Check the listing below for lines with the word "title" and say how many there are, with nothing but the number.

-- Start of Data entries --

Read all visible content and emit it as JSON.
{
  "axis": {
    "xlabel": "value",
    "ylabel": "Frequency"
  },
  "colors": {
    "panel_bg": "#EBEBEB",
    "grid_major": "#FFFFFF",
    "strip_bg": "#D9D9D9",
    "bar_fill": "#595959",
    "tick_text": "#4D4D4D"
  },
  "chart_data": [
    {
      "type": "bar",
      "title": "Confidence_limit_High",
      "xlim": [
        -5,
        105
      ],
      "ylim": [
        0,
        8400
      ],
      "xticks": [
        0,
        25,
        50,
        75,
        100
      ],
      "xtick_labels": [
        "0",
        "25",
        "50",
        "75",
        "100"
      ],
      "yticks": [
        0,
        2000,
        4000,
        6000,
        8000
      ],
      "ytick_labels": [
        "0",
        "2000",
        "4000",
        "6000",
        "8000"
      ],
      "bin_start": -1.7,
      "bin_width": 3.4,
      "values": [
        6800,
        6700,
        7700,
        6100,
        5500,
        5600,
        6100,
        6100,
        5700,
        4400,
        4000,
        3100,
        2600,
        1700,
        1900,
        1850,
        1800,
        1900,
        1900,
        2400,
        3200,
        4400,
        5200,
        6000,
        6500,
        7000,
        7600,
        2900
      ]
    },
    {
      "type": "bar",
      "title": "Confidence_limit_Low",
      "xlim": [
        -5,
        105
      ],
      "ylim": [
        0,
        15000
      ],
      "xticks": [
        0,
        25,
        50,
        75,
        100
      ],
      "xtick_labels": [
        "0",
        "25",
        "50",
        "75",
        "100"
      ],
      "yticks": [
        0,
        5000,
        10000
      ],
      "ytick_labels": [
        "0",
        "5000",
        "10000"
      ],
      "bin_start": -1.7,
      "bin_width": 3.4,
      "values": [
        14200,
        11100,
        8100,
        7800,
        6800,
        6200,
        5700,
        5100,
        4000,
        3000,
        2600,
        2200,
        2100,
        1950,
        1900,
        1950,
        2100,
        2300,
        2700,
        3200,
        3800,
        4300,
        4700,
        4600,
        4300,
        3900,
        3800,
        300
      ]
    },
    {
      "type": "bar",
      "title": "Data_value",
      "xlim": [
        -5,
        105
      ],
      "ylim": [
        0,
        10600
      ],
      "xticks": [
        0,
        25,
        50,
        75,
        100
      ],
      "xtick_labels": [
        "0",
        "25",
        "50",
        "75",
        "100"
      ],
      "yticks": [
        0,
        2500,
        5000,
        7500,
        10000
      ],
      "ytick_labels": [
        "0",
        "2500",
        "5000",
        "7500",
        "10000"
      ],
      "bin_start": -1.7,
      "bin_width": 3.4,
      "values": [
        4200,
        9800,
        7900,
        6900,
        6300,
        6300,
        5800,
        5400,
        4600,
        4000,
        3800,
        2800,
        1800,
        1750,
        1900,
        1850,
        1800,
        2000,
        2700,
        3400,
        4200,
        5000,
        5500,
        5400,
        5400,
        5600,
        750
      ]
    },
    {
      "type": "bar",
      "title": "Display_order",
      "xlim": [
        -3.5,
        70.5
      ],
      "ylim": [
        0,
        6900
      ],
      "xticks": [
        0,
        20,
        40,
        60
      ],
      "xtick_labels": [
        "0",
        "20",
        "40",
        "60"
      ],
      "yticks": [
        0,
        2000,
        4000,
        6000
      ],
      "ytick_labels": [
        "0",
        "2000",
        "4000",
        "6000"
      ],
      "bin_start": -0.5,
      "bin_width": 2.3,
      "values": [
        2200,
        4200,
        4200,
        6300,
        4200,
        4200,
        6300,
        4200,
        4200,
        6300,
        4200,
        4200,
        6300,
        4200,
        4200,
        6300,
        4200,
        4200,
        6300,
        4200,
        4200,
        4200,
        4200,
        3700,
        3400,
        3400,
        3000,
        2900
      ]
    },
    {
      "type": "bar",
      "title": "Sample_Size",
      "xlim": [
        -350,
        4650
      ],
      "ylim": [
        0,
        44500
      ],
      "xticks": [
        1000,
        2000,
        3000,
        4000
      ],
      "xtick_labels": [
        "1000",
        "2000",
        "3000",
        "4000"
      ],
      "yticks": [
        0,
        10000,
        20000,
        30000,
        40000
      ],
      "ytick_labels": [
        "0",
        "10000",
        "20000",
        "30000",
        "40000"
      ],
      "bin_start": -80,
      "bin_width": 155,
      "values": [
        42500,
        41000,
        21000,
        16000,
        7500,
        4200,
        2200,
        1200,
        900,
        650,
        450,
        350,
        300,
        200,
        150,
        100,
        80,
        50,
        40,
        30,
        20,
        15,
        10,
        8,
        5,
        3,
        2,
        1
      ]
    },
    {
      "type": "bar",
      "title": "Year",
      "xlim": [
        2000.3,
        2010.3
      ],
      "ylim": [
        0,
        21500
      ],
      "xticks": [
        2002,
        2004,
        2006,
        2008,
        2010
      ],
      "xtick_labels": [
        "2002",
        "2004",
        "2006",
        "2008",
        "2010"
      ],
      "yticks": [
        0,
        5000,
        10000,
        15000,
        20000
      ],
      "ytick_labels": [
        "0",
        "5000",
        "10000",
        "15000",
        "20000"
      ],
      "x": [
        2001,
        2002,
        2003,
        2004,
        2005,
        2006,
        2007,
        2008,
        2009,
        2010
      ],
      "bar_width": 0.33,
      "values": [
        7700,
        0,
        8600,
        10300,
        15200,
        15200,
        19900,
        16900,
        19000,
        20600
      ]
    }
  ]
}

-- End of Data entries --

● Task solution
6